**Given problem**
Reproduce word for word the lines below, from the first line through the line that contains "sidebar-expand-button[interactable] (33, 1698, 79, 1743)", including both of those lines.

--- START Listing ---

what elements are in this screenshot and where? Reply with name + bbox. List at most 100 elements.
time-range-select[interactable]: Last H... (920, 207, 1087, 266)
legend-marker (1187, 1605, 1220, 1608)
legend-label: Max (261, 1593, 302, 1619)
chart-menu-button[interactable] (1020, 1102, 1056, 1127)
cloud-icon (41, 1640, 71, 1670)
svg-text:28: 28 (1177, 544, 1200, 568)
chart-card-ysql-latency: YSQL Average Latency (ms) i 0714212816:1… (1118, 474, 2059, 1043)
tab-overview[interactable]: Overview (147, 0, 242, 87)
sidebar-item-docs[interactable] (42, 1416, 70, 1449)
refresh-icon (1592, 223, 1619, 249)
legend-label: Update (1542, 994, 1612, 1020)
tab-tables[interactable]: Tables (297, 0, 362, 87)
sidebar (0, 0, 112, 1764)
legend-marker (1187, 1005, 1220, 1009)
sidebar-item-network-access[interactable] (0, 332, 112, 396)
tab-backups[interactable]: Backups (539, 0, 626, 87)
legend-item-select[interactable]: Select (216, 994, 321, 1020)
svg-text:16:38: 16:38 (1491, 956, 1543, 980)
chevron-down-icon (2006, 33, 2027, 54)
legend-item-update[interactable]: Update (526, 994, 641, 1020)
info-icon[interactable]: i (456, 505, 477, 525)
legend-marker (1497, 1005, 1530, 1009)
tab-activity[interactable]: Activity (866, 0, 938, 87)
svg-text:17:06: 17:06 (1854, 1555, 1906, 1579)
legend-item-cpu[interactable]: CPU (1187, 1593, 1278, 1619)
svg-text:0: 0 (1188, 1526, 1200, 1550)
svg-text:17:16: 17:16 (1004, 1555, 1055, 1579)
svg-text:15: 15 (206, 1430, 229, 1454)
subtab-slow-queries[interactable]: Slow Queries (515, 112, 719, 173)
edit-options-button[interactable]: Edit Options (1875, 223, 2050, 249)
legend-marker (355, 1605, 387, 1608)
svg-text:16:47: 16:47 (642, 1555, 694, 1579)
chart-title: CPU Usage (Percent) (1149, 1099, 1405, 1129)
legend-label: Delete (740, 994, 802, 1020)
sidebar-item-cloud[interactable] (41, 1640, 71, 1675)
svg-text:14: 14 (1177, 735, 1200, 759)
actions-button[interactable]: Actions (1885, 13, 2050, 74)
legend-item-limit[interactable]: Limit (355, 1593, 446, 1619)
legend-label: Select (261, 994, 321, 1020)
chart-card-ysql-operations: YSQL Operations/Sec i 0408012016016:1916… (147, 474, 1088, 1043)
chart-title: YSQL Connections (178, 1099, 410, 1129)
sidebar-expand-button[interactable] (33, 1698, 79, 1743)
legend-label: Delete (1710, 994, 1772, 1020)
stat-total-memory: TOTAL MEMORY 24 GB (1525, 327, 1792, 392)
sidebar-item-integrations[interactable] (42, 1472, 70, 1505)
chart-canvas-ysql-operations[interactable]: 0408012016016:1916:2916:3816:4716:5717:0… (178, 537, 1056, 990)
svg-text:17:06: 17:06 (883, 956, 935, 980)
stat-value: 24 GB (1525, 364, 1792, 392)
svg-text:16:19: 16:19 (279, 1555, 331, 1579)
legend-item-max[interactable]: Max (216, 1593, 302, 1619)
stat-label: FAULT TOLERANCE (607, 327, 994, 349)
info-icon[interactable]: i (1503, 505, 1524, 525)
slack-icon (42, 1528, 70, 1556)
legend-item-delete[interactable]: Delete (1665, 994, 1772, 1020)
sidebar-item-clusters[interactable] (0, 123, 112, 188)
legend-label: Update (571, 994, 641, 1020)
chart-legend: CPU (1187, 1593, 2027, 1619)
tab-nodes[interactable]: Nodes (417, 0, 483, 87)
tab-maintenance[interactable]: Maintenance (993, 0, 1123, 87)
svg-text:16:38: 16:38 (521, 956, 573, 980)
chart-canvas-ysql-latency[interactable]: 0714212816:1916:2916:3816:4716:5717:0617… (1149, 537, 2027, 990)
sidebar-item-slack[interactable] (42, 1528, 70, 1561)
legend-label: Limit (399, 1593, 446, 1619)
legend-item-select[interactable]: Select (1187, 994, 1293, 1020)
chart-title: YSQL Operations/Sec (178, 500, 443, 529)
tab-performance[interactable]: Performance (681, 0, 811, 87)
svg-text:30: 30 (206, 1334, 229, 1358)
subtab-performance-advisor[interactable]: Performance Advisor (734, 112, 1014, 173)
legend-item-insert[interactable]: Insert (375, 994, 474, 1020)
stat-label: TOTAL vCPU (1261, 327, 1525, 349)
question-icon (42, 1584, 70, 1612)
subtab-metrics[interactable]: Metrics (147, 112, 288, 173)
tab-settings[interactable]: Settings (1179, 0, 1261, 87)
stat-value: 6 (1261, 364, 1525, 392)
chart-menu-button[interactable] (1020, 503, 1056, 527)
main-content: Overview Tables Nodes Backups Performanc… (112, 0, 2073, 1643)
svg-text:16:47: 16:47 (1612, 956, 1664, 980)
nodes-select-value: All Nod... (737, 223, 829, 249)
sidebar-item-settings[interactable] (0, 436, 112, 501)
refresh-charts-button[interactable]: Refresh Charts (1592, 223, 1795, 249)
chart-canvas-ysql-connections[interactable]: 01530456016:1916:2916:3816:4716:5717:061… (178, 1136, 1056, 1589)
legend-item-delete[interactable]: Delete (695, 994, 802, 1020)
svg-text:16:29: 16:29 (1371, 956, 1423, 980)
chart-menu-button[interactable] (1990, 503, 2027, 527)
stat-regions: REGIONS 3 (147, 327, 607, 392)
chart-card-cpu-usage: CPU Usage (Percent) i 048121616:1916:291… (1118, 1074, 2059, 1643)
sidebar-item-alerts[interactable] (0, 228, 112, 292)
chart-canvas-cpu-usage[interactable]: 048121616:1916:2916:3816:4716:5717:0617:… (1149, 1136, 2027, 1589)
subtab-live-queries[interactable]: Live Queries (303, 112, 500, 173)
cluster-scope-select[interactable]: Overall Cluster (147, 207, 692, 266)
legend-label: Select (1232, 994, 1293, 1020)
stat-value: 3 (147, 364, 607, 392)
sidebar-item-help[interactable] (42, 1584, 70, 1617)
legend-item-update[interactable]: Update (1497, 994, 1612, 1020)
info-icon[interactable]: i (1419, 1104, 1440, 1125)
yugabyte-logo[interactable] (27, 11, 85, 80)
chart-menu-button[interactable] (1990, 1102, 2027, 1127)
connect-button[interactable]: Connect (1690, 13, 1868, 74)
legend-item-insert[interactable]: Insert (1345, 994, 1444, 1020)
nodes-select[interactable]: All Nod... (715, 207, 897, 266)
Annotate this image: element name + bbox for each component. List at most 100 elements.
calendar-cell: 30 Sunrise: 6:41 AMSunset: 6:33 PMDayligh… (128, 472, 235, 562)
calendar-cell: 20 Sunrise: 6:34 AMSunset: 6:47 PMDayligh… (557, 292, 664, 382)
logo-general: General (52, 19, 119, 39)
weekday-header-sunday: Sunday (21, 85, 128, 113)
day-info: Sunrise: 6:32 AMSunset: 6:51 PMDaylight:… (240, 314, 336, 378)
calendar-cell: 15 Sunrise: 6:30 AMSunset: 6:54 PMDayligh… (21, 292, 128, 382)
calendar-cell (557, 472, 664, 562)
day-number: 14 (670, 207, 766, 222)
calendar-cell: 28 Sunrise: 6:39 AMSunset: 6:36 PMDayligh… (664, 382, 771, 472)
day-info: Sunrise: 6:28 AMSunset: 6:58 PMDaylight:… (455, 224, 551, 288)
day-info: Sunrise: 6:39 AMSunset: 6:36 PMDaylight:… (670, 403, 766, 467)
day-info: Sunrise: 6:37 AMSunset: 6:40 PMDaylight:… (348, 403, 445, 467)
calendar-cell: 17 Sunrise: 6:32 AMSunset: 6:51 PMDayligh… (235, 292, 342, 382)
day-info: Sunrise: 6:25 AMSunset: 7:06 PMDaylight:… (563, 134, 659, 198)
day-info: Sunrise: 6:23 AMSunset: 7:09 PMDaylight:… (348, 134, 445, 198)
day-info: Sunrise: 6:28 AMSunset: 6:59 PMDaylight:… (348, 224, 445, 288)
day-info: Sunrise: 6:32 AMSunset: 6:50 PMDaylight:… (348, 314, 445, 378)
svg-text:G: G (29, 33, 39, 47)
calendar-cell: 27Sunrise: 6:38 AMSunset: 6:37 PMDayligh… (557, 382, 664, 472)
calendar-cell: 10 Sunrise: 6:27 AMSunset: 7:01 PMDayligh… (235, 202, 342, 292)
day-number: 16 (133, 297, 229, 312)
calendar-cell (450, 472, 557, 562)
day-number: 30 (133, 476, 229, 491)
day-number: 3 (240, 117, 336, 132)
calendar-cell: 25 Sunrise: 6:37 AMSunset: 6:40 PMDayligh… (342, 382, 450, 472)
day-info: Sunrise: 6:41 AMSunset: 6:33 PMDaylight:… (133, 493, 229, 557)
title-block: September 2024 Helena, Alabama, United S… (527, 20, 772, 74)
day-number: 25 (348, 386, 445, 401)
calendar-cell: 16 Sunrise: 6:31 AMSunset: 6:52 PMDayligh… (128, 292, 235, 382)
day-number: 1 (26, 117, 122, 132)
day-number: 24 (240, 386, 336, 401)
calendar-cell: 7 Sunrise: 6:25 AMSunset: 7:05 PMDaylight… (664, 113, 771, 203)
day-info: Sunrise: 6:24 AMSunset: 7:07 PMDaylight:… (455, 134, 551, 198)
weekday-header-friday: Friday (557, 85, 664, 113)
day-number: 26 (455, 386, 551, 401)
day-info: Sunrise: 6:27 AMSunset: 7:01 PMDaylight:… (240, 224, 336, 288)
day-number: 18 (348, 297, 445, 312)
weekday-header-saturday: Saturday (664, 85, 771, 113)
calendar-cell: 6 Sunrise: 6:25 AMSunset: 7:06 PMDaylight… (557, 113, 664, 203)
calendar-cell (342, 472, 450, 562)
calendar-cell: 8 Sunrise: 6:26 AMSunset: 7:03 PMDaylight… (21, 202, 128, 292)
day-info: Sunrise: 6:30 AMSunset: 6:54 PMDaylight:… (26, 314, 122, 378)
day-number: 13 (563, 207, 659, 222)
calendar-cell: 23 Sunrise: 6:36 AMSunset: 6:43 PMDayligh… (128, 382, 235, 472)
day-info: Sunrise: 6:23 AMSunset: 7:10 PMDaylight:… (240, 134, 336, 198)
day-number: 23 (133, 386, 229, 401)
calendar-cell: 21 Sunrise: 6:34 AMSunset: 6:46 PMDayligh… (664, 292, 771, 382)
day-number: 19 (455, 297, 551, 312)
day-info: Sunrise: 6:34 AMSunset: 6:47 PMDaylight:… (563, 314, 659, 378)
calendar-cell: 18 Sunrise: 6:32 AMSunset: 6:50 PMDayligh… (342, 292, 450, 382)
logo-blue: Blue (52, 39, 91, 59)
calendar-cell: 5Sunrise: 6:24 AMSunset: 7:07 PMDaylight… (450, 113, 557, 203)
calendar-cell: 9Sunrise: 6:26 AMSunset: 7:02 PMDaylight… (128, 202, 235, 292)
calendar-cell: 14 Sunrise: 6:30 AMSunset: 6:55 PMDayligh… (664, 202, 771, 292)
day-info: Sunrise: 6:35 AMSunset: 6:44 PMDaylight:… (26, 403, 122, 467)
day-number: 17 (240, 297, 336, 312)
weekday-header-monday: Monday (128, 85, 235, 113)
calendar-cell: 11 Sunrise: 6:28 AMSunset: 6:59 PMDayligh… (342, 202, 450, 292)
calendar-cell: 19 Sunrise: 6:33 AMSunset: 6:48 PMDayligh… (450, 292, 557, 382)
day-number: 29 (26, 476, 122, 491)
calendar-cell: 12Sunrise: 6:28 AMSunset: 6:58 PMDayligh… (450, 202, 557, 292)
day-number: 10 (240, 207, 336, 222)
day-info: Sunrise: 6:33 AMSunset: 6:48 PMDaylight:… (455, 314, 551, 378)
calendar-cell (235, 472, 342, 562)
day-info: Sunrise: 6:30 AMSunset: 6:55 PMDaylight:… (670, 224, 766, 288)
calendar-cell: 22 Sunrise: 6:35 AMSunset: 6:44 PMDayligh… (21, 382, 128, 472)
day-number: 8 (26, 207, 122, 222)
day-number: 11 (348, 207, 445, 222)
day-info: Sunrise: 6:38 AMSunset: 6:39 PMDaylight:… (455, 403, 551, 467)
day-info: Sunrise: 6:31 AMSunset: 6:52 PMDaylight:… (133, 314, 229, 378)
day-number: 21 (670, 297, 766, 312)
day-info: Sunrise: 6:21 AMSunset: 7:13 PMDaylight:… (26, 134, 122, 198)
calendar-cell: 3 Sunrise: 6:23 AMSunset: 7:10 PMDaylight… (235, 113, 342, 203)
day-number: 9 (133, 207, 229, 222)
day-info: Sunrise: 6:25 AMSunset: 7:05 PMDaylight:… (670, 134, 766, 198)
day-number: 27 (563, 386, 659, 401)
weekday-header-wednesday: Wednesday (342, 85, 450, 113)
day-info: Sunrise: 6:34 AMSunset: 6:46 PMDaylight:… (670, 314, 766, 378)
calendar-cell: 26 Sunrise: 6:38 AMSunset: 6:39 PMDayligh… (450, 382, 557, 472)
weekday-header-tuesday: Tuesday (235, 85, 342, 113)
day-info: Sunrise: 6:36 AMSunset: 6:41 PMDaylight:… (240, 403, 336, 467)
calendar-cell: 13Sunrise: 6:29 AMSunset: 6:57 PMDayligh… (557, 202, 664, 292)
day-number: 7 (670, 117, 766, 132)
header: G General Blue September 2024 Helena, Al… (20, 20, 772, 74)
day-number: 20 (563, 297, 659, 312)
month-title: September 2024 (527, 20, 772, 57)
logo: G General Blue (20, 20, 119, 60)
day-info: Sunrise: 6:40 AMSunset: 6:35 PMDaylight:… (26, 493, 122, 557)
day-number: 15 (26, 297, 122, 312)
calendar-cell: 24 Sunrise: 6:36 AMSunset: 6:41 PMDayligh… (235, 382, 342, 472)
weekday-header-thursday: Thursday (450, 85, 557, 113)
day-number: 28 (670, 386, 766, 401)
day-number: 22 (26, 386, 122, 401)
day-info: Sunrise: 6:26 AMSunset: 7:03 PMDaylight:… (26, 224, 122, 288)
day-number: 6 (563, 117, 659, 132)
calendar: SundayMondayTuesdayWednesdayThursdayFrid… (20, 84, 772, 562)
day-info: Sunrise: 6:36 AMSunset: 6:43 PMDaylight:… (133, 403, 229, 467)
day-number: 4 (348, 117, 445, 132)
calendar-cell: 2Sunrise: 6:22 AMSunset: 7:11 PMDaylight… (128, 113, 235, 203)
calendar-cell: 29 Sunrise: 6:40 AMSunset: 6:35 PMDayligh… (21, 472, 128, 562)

--- END Listing ---

**Written answer**
what elements are in this screenshot and where? Reply with name + bbox. List at most 100 elements.
time-range-select[interactable]: Last H... (920, 207, 1087, 266)
legend-marker (1187, 1605, 1220, 1608)
legend-label: Max (261, 1593, 302, 1619)
chart-menu-button[interactable] (1020, 1102, 1056, 1127)
cloud-icon (41, 1640, 71, 1670)
svg-text:28: 28 (1177, 544, 1200, 568)
chart-card-ysql-latency: YSQL Average Latency (ms) i 0714212816:1… (1118, 474, 2059, 1043)
tab-overview[interactable]: Overview (147, 0, 242, 87)
sidebar-item-docs[interactable] (42, 1416, 70, 1449)
refresh-icon (1592, 223, 1619, 249)
legend-label: Update (1542, 994, 1612, 1020)
tab-tables[interactable]: Tables (297, 0, 362, 87)
sidebar (0, 0, 112, 1764)
legend-marker (1187, 1005, 1220, 1009)
sidebar-item-network-access[interactable] (0, 332, 112, 396)
tab-backups[interactable]: Backups (539, 0, 626, 87)
legend-item-select[interactable]: Select (216, 994, 321, 1020)
svg-text:16:38: 16:38 (1491, 956, 1543, 980)
chevron-down-icon (2006, 33, 2027, 54)
legend-item-update[interactable]: Update (526, 994, 641, 1020)
info-icon[interactable]: i (456, 505, 477, 525)
legend-marker (1497, 1005, 1530, 1009)
tab-activity[interactable]: Activity (866, 0, 938, 87)
svg-text:17:06: 17:06 (1854, 1555, 1906, 1579)
legend-item-cpu[interactable]: CPU (1187, 1593, 1278, 1619)
svg-text:0: 0 (1188, 1526, 1200, 1550)
svg-text:17:16: 17:16 (1004, 1555, 1055, 1579)
svg-text:15: 15 (206, 1430, 229, 1454)
subtab-slow-queries[interactable]: Slow Queries (515, 112, 719, 173)
edit-options-button[interactable]: Edit Options (1875, 223, 2050, 249)
legend-marker (355, 1605, 387, 1608)
svg-text:16:47: 16:47 (642, 1555, 694, 1579)
chart-title: CPU Usage (Percent) (1149, 1099, 1405, 1129)
legend-label: Delete (740, 994, 802, 1020)
sidebar-item-cloud[interactable] (41, 1640, 71, 1675)
svg-text:14: 14 (1177, 735, 1200, 759)
actions-button[interactable]: Actions (1885, 13, 2050, 74)
legend-item-limit[interactable]: Limit (355, 1593, 446, 1619)
legend-label: Select (261, 994, 321, 1020)
chart-card-ysql-operations: YSQL Operations/Sec i 0408012016016:1916… (147, 474, 1088, 1043)
chart-title: YSQL Connections (178, 1099, 410, 1129)
sidebar-expand-button[interactable] (33, 1698, 79, 1743)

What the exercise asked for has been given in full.